GIVEN PROBLEM = Can the data below be echoed back word for word?

Lines of data:
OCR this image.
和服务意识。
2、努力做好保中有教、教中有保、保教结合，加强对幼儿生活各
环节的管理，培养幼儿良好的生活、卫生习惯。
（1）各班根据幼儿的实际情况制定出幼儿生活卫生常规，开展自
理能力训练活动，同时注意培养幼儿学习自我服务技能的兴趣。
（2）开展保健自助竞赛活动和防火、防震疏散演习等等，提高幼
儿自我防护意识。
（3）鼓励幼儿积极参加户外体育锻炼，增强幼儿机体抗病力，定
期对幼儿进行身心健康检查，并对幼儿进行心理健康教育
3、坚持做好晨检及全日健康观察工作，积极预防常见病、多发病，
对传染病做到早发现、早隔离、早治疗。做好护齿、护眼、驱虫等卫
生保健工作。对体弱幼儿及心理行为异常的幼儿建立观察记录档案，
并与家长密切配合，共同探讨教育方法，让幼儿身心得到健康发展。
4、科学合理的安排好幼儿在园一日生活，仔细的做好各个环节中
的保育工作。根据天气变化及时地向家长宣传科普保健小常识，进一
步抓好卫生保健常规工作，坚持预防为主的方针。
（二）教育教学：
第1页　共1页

FULL SOLUTION =
OCR this image.
和服务意识。
2、努力做好保中有教、教中有保、保教结合，加强对幼儿生活各
环节的管理，培养幼儿良好的生活、卫生习惯。
（1）各班根据幼儿的实际情况制定出幼儿生活卫生常规，开展自
理能力训练活动，同时注意培养幼儿学习自我服务技能的兴趣。
（2）开展保健自助竞赛活动和防火、防震疏散演习等等，提高幼
儿自我防护意识。
（3）鼓励幼儿积极参加户外体育锻炼，增强幼儿机体抗病力，定
期对幼儿进行身心健康检查，并对幼儿进行心理健康教育
3、坚持做好晨检及全日健康观察工作，积极预防常见病、多发病，
对传染病做到早发现、早隔离、早治疗。做好护齿、护眼、驱虫等卫
生保健工作。对体弱幼儿及心理行为异常的幼儿建立观察记录档案，
并与家长密切配合，共同探讨教育方法，让幼儿身心得到健康发展。
4、科学合理的安排好幼儿在园一日生活，仔细的做好各个环节中
的保育工作。根据天气变化及时地向家长宣传科普保健小常识，进一
步抓好卫生保健常规工作，坚持预防为主的方针。
（二）教育教学：
第1页　共1页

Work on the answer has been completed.